== ENTRIES SUPPLIED

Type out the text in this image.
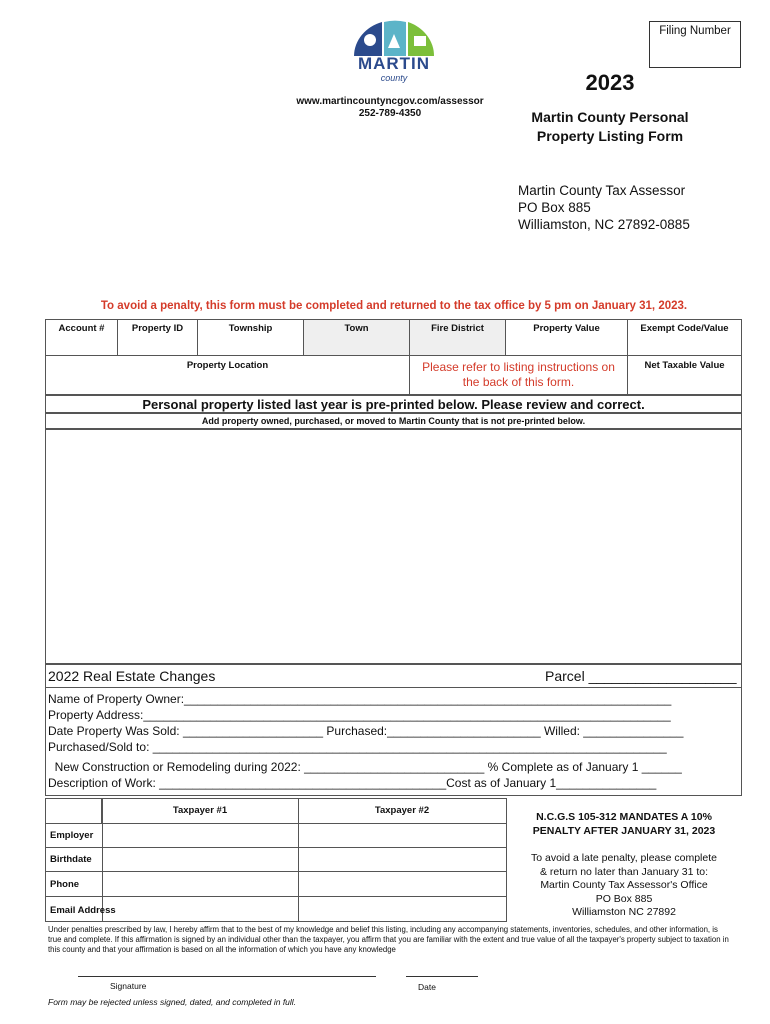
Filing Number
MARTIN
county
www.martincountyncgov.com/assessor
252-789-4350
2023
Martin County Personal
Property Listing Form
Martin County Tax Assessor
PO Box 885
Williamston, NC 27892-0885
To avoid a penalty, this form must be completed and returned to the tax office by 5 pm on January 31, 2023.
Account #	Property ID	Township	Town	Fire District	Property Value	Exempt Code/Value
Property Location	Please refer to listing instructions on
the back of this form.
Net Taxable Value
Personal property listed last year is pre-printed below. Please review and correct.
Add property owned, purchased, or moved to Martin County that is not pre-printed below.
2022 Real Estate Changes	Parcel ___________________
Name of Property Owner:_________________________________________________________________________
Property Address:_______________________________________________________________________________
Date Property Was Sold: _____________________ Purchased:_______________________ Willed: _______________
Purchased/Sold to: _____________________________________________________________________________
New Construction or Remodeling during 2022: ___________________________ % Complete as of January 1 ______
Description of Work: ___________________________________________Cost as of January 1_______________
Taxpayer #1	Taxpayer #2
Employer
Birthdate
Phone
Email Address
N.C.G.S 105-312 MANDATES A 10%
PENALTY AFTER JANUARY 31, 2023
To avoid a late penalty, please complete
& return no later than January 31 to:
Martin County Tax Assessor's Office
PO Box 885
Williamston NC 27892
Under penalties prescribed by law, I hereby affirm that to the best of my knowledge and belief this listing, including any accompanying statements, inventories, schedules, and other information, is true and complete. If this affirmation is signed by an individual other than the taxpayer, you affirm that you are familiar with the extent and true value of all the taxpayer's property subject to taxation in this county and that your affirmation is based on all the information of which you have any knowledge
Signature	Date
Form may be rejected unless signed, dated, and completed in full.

====
== ENTRIES SUPPLIED

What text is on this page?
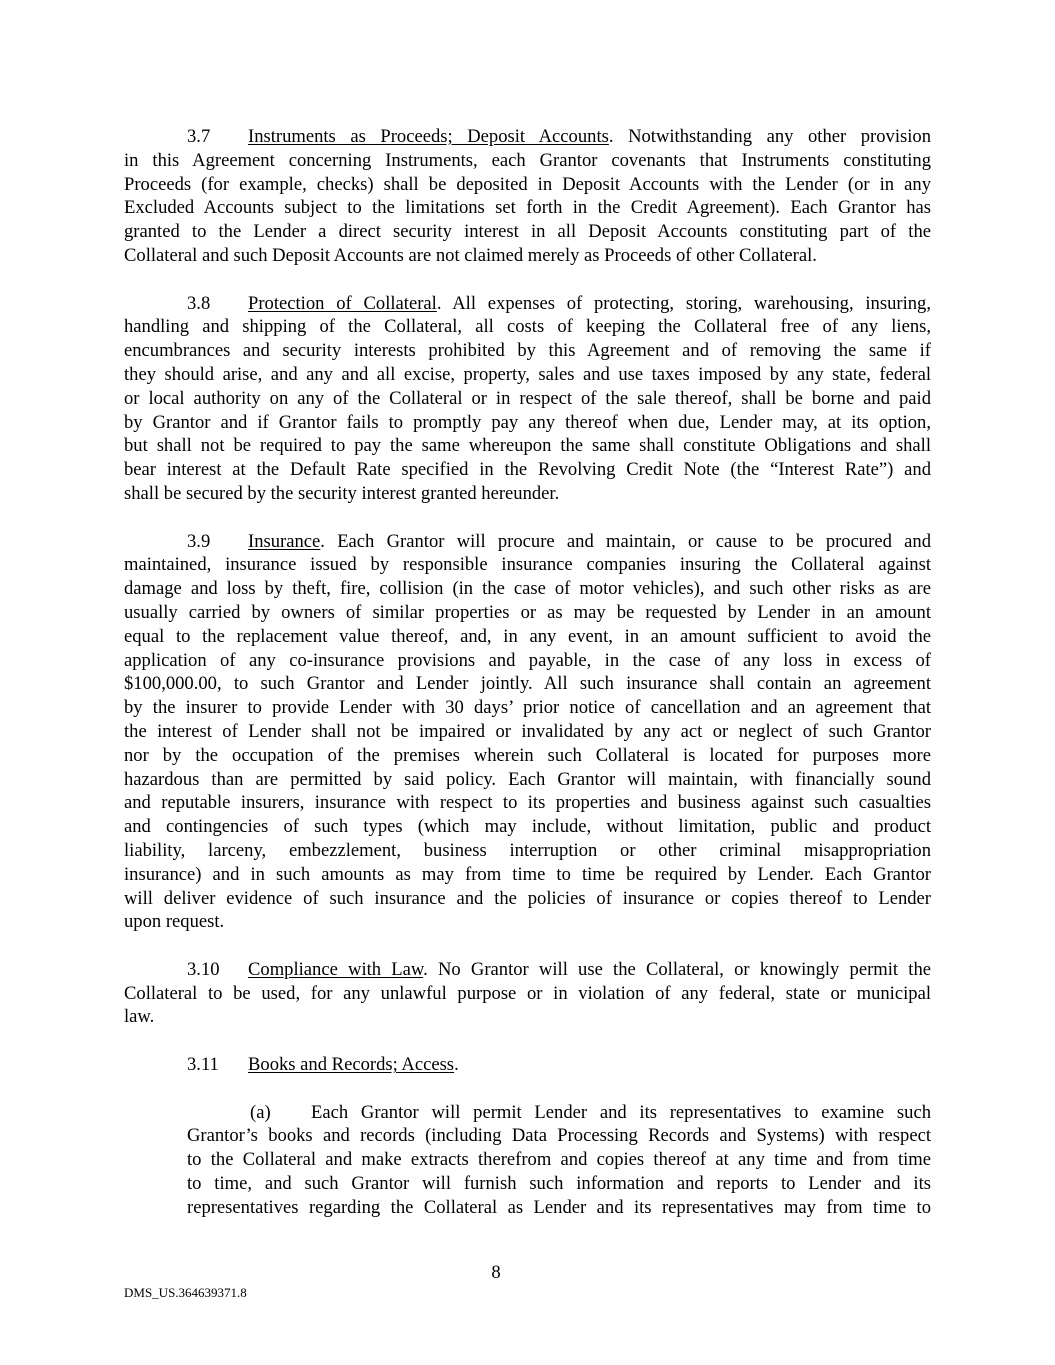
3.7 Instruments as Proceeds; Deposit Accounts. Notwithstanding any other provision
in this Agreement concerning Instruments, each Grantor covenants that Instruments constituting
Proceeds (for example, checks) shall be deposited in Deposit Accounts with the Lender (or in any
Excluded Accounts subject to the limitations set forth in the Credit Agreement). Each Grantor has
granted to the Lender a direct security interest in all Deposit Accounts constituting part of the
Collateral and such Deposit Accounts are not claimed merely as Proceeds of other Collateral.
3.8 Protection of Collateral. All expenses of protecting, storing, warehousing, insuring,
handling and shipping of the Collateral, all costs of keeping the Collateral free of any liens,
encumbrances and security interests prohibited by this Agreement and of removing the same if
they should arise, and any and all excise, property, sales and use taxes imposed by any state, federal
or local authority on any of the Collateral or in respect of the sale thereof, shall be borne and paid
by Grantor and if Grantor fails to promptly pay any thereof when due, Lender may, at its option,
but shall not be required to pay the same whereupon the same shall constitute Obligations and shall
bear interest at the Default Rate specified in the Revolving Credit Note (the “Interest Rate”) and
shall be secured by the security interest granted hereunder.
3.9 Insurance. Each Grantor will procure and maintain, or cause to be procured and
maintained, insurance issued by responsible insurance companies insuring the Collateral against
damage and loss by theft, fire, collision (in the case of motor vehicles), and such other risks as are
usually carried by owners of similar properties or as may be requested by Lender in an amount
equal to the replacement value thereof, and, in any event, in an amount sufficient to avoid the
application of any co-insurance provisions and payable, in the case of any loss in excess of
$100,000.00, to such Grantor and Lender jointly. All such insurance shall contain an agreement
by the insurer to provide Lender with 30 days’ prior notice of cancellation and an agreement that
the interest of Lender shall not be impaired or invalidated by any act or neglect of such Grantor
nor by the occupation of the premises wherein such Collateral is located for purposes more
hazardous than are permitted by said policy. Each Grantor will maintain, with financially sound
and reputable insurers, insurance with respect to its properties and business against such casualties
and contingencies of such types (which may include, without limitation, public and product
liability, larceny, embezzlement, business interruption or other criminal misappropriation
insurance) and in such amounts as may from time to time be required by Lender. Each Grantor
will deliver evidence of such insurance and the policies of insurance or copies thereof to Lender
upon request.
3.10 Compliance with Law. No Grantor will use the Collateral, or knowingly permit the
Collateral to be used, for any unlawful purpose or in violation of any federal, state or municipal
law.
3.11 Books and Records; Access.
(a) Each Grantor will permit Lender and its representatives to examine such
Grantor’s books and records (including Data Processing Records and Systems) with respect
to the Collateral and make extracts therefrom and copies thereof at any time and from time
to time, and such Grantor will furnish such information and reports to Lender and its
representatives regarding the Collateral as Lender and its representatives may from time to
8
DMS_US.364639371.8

====

Answer with a single number: the count of lines holding the word "Records".

**EXERCISE RESULT**
2